Exercise directions:
Count how many lines hold the word "name" and give that number as the whole answer.
─── Records supplied
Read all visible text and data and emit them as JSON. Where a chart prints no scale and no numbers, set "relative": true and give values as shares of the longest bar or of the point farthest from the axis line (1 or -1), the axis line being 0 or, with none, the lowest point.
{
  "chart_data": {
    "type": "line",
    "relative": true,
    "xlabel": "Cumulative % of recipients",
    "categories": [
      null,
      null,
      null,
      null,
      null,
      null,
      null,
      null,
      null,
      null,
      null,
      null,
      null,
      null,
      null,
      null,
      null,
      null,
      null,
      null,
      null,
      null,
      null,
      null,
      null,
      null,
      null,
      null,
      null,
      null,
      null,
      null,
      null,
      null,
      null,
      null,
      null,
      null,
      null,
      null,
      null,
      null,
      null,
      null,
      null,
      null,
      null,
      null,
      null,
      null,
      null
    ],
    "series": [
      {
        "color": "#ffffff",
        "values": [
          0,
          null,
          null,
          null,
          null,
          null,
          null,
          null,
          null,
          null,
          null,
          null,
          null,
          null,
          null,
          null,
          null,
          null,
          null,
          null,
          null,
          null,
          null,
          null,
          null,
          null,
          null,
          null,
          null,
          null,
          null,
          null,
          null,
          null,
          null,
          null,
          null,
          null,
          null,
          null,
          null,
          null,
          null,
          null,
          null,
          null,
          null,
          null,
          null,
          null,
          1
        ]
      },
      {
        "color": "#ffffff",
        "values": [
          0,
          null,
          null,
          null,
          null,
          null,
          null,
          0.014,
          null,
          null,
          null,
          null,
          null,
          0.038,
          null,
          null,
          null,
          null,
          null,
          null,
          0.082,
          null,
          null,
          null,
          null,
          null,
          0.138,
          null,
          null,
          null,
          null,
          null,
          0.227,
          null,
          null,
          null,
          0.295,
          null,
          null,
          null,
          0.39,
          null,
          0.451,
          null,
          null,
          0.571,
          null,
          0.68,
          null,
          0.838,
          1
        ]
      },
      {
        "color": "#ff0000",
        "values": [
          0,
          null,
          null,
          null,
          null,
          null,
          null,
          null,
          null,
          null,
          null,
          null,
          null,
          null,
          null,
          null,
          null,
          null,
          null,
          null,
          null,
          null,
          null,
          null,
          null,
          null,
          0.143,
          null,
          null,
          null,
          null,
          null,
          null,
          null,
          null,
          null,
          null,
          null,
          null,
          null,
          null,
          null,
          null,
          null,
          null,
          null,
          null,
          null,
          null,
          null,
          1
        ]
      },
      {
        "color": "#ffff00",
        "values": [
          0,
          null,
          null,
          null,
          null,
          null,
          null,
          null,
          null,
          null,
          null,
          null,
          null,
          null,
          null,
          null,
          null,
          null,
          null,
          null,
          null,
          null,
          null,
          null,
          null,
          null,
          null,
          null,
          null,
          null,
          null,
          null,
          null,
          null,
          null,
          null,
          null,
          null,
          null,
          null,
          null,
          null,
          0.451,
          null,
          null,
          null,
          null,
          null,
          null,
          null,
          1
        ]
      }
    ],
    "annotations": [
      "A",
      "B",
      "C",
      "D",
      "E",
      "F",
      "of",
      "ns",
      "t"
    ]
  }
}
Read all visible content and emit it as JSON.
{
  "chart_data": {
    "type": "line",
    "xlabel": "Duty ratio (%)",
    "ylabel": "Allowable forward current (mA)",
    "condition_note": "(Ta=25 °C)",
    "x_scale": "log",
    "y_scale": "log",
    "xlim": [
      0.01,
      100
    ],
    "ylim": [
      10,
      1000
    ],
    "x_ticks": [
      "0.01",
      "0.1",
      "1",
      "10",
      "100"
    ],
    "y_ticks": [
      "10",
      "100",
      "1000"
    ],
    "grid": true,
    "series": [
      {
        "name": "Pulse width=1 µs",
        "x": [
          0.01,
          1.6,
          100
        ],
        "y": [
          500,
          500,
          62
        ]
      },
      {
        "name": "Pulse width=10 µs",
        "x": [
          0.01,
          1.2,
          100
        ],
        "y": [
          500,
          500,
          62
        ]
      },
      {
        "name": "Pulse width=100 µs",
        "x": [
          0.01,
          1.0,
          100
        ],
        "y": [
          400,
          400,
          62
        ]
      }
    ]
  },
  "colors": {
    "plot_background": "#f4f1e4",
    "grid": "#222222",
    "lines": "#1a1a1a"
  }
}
──────
Written solution:
3